Search the data for the word "немедленно" and copy every line that contains it.

******

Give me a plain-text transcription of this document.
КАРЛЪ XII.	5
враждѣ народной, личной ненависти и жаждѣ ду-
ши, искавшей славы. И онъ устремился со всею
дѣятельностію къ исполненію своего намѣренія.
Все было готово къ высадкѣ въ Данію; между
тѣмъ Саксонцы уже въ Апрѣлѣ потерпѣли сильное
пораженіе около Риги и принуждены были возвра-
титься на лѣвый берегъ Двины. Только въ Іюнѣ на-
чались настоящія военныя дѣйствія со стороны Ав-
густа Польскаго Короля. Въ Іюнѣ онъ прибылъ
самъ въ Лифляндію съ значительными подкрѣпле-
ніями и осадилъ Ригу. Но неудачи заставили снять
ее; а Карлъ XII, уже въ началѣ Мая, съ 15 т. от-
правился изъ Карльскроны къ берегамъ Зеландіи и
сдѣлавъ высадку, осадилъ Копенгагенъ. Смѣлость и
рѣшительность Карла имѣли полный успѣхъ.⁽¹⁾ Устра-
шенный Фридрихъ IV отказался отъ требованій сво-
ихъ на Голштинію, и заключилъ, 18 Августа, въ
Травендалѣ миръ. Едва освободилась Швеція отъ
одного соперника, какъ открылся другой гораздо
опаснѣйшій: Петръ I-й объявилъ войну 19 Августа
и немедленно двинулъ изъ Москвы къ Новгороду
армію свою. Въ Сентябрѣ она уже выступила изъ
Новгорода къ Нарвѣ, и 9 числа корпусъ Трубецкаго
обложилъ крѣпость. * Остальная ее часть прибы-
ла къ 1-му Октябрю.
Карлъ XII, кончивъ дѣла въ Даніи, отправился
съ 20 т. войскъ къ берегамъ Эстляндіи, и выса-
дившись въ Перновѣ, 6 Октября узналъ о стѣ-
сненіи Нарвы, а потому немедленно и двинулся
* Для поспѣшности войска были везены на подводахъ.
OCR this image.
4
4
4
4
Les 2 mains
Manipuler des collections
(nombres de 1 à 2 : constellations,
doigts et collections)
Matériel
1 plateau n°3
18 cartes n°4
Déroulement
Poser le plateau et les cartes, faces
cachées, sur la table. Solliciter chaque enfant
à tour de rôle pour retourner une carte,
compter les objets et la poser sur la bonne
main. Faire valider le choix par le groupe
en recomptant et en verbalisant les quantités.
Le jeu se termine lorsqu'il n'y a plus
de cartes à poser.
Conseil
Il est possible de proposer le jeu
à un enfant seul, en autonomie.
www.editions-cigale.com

******

• TASK RESULT:
и немедленно двинулъ изъ Москвы къ Новгороду
сненіи Нарвы, а потому немедленно и двинулся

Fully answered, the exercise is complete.